*PROBLEM REQUIREMENTS*: Copy out the entries that follow exactly, leaving every picture behind.

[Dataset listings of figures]
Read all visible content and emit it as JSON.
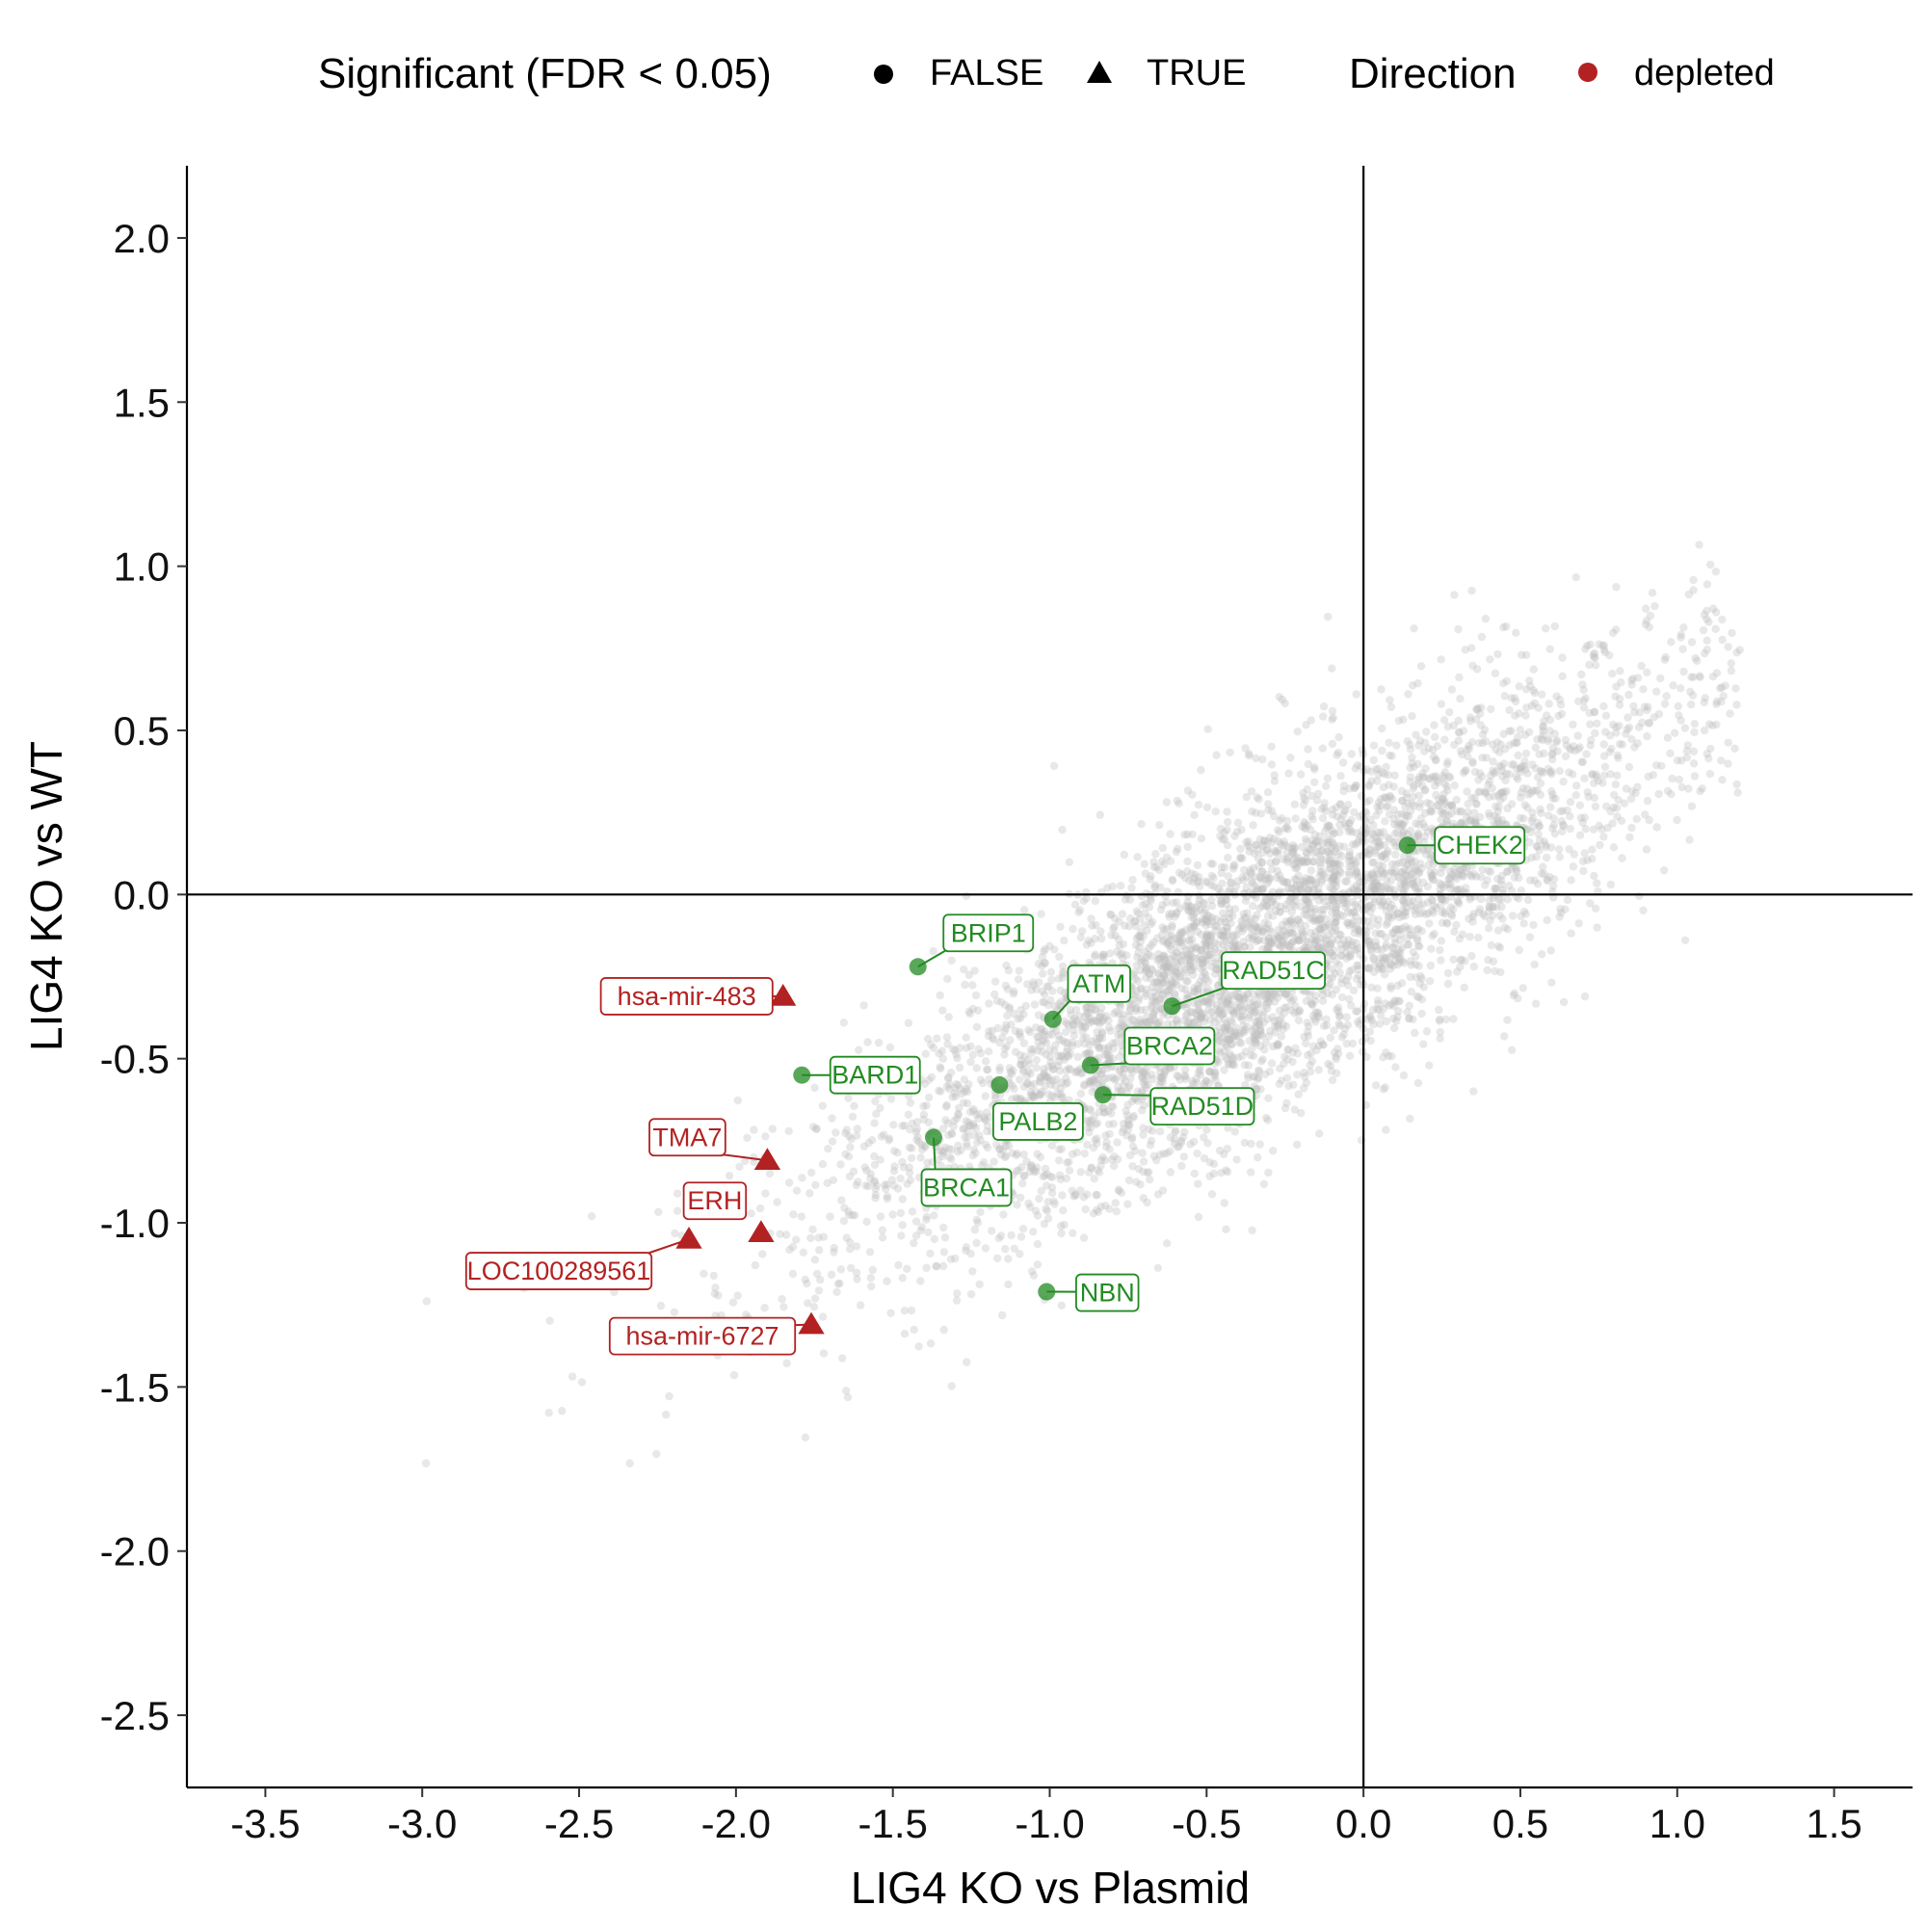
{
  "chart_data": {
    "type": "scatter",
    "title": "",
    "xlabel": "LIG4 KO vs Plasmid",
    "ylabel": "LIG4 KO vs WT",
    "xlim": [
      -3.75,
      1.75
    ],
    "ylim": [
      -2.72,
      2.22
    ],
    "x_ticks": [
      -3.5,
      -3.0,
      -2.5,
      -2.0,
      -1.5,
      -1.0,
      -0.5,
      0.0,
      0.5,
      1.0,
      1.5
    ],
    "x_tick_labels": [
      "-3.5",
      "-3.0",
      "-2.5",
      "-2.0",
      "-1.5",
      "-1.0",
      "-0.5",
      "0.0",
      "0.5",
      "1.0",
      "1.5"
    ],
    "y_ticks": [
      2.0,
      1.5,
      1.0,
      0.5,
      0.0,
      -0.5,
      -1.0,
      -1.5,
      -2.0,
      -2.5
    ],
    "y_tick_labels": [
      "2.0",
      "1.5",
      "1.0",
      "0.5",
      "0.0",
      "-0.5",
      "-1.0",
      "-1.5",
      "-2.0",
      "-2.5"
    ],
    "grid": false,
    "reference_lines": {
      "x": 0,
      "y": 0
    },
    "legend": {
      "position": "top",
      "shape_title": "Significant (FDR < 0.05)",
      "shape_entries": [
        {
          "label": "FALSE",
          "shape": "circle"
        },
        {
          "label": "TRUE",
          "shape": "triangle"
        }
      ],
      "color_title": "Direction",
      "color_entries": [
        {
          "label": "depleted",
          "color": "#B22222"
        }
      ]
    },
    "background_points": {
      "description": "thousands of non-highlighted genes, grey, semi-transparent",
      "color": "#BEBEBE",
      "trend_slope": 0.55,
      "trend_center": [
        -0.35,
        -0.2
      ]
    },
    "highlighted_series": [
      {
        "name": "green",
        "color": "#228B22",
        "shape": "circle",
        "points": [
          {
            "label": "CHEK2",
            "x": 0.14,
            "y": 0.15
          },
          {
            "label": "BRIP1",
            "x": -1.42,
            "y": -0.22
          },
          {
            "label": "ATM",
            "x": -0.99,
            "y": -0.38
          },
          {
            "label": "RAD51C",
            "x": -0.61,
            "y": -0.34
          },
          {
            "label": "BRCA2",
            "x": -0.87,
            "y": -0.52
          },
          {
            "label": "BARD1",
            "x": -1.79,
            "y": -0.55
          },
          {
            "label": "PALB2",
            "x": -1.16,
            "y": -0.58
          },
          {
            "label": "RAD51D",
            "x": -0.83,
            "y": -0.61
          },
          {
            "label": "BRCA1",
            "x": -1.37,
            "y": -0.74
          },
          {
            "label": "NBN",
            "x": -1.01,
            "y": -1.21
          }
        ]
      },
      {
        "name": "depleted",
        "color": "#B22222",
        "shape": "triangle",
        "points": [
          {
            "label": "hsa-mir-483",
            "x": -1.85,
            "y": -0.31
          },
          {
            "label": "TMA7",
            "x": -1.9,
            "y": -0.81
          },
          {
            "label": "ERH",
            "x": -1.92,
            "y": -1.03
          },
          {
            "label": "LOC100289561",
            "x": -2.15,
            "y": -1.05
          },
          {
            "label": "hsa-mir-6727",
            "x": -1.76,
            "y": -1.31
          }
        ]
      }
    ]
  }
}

*PROBLEM SOLUTION*:
Read all visible content and emit it as JSON.
{
  "chart_data": {
    "type": "scatter",
    "title": "",
    "xlabel": "LIG4 KO vs Plasmid",
    "ylabel": "LIG4 KO vs WT",
    "xlim": [
      -3.75,
      1.75
    ],
    "ylim": [
      -2.72,
      2.22
    ],
    "x_ticks": [
      -3.5,
      -3.0,
      -2.5,
      -2.0,
      -1.5,
      -1.0,
      -0.5,
      0.0,
      0.5,
      1.0,
      1.5
    ],
    "x_tick_labels": [
      "-3.5",
      "-3.0",
      "-2.5",
      "-2.0",
      "-1.5",
      "-1.0",
      "-0.5",
      "0.0",
      "0.5",
      "1.0",
      "1.5"
    ],
    "y_ticks": [
      2.0,
      1.5,
      1.0,
      0.5,
      0.0,
      -0.5,
      -1.0,
      -1.5,
      -2.0,
      -2.5
    ],
    "y_tick_labels": [
      "2.0",
      "1.5",
      "1.0",
      "0.5",
      "0.0",
      "-0.5",
      "-1.0",
      "-1.5",
      "-2.0",
      "-2.5"
    ],
    "grid": false,
    "reference_lines": {
      "x": 0,
      "y": 0
    },
    "legend": {
      "position": "top",
      "shape_title": "Significant (FDR < 0.05)",
      "shape_entries": [
        {
          "label": "FALSE",
          "shape": "circle"
        },
        {
          "label": "TRUE",
          "shape": "triangle"
        }
      ],
      "color_title": "Direction",
      "color_entries": [
        {
          "label": "depleted",
          "color": "#B22222"
        }
      ]
    },
    "background_points": {
      "description": "thousands of non-highlighted genes, grey, semi-transparent",
      "color": "#BEBEBE",
      "trend_slope": 0.55,
      "trend_center": [
        -0.35,
        -0.2
      ]
    },
    "highlighted_series": [
      {
        "name": "green",
        "color": "#228B22",
        "shape": "circle",
        "points": [
          {
            "label": "CHEK2",
            "x": 0.14,
            "y": 0.15
          },
          {
            "label": "BRIP1",
            "x": -1.42,
            "y": -0.22
          },
          {
            "label": "ATM",
            "x": -0.99,
            "y": -0.38
          },
          {
            "label": "RAD51C",
            "x": -0.61,
            "y": -0.34
          },
          {
            "label": "BRCA2",
            "x": -0.87,
            "y": -0.52
          },
          {
            "label": "BARD1",
            "x": -1.79,
            "y": -0.55
          },
          {
            "label": "PALB2",
            "x": -1.16,
            "y": -0.58
          },
          {
            "label": "RAD51D",
            "x": -0.83,
            "y": -0.61
          },
          {
            "label": "BRCA1",
            "x": -1.37,
            "y": -0.74
          },
          {
            "label": "NBN",
            "x": -1.01,
            "y": -1.21
          }
        ]
      },
      {
        "name": "depleted",
        "color": "#B22222",
        "shape": "triangle",
        "points": [
          {
            "label": "hsa-mir-483",
            "x": -1.85,
            "y": -0.31
          },
          {
            "label": "TMA7",
            "x": -1.9,
            "y": -0.81
          },
          {
            "label": "ERH",
            "x": -1.92,
            "y": -1.03
          },
          {
            "label": "LOC100289561",
            "x": -2.15,
            "y": -1.05
          },
          {
            "label": "hsa-mir-6727",
            "x": -1.76,
            "y": -1.31
          }
        ]
      }
    ]
  }
}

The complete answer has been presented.